- _Goal_:
Search the data for the word "JSON" and copy every line where it occurs.

──────── Records supplied

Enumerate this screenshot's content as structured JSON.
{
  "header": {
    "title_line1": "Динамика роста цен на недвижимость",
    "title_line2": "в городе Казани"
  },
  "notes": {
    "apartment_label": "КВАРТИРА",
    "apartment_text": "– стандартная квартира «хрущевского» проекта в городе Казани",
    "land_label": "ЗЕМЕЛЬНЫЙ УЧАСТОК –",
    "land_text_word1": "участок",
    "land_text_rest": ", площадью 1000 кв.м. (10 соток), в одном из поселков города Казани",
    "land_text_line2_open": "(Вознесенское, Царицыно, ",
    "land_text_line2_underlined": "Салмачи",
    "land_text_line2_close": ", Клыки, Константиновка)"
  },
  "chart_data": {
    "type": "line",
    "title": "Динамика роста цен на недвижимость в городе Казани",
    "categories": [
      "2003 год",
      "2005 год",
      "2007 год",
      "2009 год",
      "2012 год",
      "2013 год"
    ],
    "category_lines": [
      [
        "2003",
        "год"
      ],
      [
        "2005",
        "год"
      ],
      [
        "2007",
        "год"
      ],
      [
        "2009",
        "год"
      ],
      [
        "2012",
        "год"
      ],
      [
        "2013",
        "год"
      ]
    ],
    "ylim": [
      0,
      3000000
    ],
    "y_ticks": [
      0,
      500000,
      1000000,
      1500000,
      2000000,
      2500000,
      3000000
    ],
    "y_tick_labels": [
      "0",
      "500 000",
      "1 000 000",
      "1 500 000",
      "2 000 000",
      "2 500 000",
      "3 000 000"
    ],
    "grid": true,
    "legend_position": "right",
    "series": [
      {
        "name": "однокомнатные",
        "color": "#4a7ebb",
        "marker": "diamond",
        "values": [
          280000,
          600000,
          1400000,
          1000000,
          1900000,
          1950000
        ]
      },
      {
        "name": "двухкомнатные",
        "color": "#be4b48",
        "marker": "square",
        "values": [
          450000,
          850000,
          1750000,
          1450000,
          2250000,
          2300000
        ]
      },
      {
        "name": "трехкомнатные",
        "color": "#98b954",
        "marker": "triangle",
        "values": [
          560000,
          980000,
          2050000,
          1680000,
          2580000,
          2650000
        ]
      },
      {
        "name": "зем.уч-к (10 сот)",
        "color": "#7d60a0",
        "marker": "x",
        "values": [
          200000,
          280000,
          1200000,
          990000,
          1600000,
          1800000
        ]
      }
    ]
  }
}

────────────────
──────── Records supplied

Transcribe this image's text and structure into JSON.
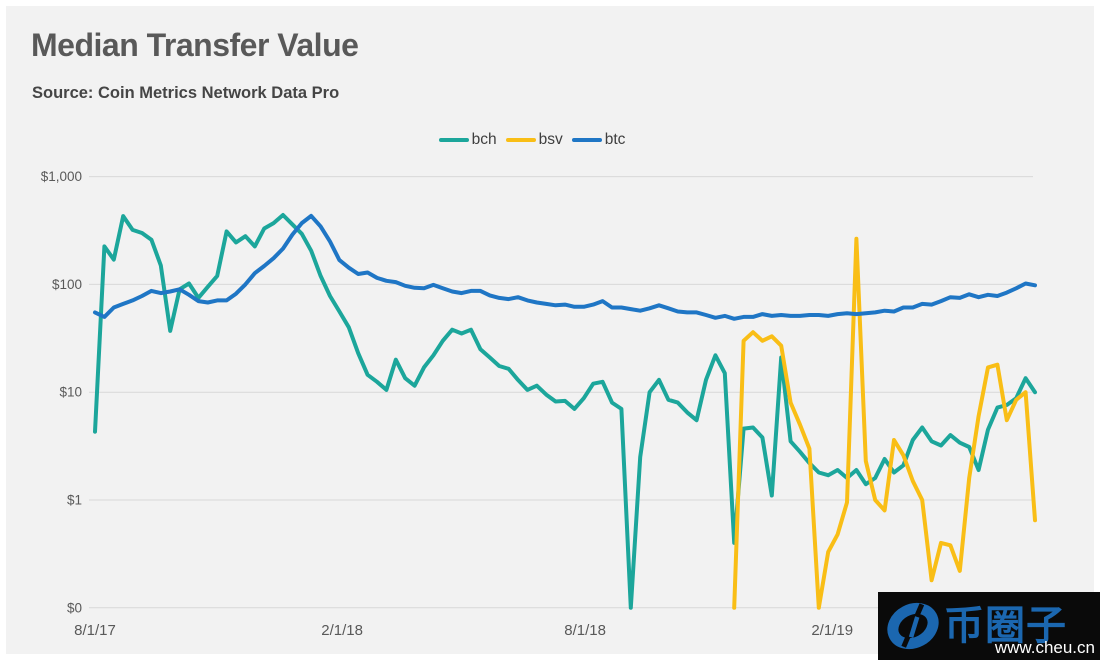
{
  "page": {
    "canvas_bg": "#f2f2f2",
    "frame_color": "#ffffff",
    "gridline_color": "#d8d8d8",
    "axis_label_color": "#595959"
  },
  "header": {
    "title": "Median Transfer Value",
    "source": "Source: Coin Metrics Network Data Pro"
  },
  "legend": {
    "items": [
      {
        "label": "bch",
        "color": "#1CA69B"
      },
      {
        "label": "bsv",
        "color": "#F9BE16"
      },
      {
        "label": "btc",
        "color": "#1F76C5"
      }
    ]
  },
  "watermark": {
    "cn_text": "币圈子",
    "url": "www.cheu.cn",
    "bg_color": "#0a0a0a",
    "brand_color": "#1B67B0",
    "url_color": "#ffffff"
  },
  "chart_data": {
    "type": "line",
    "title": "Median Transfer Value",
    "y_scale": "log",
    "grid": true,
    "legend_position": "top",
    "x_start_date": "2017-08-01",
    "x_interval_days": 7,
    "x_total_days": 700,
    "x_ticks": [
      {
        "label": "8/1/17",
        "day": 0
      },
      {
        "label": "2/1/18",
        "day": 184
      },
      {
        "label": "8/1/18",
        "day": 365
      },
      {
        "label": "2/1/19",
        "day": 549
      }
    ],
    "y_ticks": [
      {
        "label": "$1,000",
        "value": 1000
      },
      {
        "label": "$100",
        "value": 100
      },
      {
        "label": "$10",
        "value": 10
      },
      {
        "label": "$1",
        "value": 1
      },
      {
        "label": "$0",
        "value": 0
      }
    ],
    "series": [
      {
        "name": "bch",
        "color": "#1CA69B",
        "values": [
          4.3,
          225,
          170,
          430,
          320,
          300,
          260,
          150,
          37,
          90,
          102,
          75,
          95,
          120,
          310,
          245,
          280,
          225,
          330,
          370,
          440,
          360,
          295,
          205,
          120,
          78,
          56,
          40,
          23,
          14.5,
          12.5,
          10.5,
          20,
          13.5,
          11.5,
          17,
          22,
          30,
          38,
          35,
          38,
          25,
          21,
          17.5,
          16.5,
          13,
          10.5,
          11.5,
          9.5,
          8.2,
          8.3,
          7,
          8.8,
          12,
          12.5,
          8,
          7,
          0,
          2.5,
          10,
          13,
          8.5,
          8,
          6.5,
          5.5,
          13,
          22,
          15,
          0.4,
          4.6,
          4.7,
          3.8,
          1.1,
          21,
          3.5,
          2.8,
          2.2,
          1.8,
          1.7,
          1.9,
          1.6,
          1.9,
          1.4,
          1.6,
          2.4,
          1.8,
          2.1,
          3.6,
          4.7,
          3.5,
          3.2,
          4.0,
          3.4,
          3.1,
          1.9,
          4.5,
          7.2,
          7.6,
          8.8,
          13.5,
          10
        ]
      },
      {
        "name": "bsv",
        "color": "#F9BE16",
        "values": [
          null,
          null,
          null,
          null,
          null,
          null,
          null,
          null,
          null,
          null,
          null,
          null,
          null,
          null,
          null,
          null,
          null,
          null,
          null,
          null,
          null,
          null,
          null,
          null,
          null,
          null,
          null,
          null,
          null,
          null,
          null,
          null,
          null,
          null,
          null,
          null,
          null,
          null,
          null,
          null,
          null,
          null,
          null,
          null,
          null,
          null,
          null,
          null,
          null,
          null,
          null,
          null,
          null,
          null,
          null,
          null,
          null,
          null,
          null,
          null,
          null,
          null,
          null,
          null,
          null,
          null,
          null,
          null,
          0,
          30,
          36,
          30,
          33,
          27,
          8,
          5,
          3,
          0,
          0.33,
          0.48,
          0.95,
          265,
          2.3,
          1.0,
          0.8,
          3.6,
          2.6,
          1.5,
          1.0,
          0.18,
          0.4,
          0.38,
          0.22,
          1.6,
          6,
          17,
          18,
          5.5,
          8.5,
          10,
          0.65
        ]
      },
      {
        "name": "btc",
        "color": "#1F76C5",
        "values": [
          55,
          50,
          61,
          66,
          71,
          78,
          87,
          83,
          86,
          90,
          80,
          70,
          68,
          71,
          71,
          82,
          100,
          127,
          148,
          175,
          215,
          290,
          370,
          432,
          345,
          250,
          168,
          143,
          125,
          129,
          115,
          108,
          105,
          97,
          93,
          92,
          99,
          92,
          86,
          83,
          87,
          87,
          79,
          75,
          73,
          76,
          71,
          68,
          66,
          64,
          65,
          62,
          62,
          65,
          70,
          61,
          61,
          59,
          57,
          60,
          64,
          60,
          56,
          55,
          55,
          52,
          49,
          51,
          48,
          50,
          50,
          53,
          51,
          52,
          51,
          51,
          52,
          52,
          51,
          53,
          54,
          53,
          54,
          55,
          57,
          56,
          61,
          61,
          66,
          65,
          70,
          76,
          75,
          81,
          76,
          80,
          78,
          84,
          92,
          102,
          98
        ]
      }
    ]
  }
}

────────────────

- _Solution to this problem_:
Enumerate this screenshot's content as structured JSON.
Transcribe this image's text and structure into JSON.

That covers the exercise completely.